No images are to be carried over; print all other material exactly as it stands.

Start of Extracted data

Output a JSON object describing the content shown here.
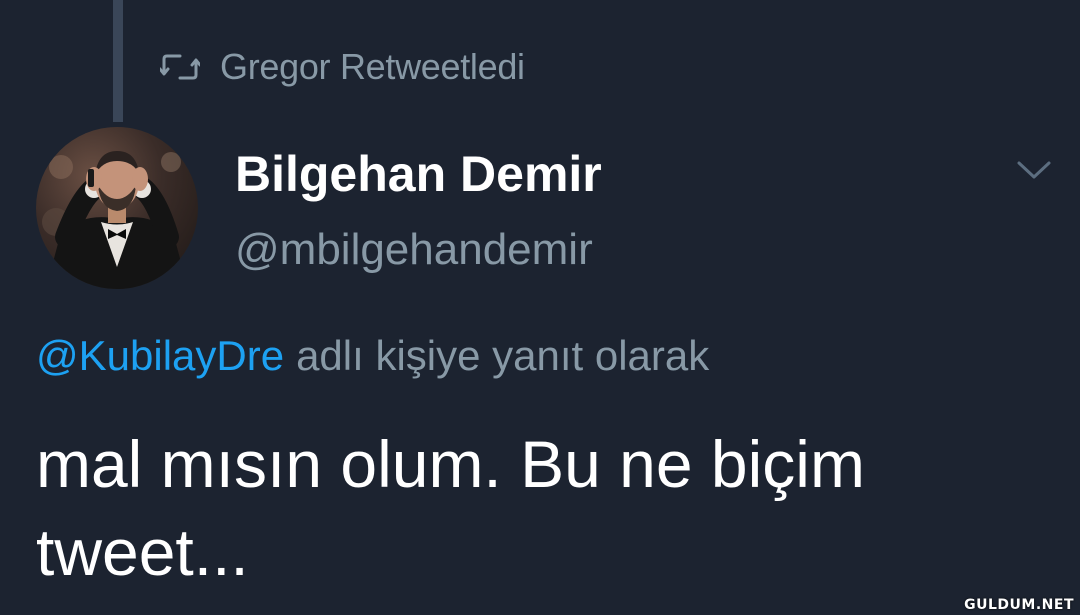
{
  "retweet": {
    "icon": "retweet-icon",
    "label": "Gregor Retweetledi"
  },
  "author": {
    "display_name": "Bilgehan Demir",
    "handle": "@mbilgehandemir",
    "avatar_icon": "avatar-photo"
  },
  "menu": {
    "icon": "chevron-down-icon"
  },
  "reply": {
    "mention": "@KubilayDre",
    "suffix": "adlı kişiye yanıt olarak"
  },
  "tweet": {
    "text": "mal mısın olum. Bu ne biçim tweet..."
  },
  "watermark": "GULDUM.NET",
  "colors": {
    "background": "#1c2330",
    "primary_text": "#ffffff",
    "secondary_text": "#8899a6",
    "link": "#1da1f2",
    "thread_line": "#3a4658"
  }
}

End of Extracted data

Correct answer |
Output a JSON object describing the content shown here.
{
  "retweet": {
    "icon": "retweet-icon",
    "label": "Gregor Retweetledi"
  },
  "author": {
    "display_name": "Bilgehan Demir",
    "handle": "@mbilgehandemir",
    "avatar_icon": "avatar-photo"
  },
  "menu": {
    "icon": "chevron-down-icon"
  },
  "reply": {
    "mention": "@KubilayDre",
    "suffix": "adlı kişiye yanıt olarak"
  },
  "tweet": {
    "text": "mal mısın olum. Bu ne biçim tweet..."
  },
  "watermark": "GULDUM.NET",
  "colors": {
    "background": "#1c2330",
    "primary_text": "#ffffff",
    "secondary_text": "#8899a6",
    "link": "#1da1f2",
    "thread_line": "#3a4658"
  }
}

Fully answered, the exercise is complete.